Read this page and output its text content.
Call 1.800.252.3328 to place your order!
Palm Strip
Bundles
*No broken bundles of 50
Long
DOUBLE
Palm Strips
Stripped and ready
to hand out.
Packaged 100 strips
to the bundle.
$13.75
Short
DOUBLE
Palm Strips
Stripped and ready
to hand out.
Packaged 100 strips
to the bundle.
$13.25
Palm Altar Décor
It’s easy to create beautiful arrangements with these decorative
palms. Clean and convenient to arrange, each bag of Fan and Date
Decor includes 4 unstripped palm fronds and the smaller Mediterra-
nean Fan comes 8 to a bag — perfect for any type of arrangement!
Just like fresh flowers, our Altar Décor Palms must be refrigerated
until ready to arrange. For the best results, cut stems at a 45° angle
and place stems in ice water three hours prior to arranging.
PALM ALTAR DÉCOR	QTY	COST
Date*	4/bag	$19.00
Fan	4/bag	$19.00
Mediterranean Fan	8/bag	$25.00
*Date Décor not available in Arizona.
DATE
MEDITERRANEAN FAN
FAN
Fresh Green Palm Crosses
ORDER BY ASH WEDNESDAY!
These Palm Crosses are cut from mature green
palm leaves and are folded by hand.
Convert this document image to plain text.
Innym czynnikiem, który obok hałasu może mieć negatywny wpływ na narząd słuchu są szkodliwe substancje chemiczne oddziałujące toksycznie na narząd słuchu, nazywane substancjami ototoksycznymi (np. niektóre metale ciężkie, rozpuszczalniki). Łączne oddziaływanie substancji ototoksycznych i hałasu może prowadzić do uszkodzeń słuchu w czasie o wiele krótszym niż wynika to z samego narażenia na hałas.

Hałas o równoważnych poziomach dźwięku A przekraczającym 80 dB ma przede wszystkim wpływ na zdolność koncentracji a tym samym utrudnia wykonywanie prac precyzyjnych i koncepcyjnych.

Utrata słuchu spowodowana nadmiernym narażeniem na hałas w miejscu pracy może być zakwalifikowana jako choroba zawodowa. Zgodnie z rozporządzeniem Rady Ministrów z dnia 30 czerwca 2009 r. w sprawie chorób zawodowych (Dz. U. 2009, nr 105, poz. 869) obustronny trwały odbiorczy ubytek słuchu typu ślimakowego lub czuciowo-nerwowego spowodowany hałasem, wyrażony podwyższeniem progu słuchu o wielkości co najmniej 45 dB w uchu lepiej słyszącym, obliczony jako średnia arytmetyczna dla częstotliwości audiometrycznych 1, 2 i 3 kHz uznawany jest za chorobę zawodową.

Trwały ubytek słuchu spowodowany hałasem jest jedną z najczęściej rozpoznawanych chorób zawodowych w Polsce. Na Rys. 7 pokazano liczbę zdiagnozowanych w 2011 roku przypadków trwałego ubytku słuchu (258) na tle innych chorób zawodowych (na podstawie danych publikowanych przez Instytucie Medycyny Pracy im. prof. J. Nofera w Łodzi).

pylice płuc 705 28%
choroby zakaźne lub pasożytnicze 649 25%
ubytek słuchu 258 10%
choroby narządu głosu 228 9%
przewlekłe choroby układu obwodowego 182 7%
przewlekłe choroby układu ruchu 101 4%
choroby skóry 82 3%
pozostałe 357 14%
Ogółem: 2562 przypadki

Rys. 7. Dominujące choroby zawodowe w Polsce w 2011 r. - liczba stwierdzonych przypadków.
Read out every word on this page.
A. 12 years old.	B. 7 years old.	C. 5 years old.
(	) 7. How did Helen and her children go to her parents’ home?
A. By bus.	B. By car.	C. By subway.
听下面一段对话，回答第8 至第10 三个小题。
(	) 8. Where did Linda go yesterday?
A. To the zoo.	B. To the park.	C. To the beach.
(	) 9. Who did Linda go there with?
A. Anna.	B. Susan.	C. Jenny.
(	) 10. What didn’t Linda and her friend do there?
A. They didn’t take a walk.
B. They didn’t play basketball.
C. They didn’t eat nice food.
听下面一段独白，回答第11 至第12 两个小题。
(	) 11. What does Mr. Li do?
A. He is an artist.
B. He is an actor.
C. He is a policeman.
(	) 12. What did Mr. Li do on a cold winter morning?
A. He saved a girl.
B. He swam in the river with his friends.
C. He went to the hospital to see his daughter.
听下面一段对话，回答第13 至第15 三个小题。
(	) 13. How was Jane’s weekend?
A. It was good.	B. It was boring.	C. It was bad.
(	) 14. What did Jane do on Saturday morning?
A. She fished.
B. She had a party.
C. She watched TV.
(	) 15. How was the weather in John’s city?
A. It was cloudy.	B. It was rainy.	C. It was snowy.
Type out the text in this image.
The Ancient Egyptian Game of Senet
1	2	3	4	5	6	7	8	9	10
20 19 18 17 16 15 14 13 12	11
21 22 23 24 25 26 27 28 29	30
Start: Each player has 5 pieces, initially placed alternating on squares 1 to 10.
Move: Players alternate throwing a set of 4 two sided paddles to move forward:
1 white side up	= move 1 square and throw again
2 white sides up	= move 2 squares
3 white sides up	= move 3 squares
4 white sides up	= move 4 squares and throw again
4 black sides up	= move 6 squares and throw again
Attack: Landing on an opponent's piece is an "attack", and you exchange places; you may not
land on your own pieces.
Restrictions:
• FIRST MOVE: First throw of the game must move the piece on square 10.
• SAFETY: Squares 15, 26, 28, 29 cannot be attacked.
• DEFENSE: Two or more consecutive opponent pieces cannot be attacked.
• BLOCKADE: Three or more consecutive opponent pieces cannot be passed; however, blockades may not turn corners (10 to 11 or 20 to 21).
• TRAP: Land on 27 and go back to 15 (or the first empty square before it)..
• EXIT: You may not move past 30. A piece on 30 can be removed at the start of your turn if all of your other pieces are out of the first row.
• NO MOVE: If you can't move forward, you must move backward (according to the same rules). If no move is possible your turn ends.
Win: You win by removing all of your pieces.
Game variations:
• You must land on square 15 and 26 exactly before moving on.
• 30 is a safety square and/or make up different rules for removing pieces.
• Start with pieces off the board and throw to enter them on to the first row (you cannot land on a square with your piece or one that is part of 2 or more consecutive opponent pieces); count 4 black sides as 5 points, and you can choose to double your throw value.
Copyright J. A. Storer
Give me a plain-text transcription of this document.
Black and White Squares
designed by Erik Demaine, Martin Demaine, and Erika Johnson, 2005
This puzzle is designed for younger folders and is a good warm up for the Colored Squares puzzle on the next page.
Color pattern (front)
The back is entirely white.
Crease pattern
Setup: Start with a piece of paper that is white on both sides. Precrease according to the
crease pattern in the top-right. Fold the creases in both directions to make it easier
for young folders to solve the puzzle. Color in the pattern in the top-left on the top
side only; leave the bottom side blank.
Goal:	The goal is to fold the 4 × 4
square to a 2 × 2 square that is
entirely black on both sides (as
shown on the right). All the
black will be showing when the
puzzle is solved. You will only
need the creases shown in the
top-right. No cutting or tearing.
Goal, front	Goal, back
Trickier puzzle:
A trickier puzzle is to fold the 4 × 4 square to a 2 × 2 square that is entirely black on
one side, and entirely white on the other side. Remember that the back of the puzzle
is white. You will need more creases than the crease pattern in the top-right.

══════════

Reproduce every line of the listing above in which the string "only" appears.

side only; leave the bottom side blank.
puzzle is solved. You will only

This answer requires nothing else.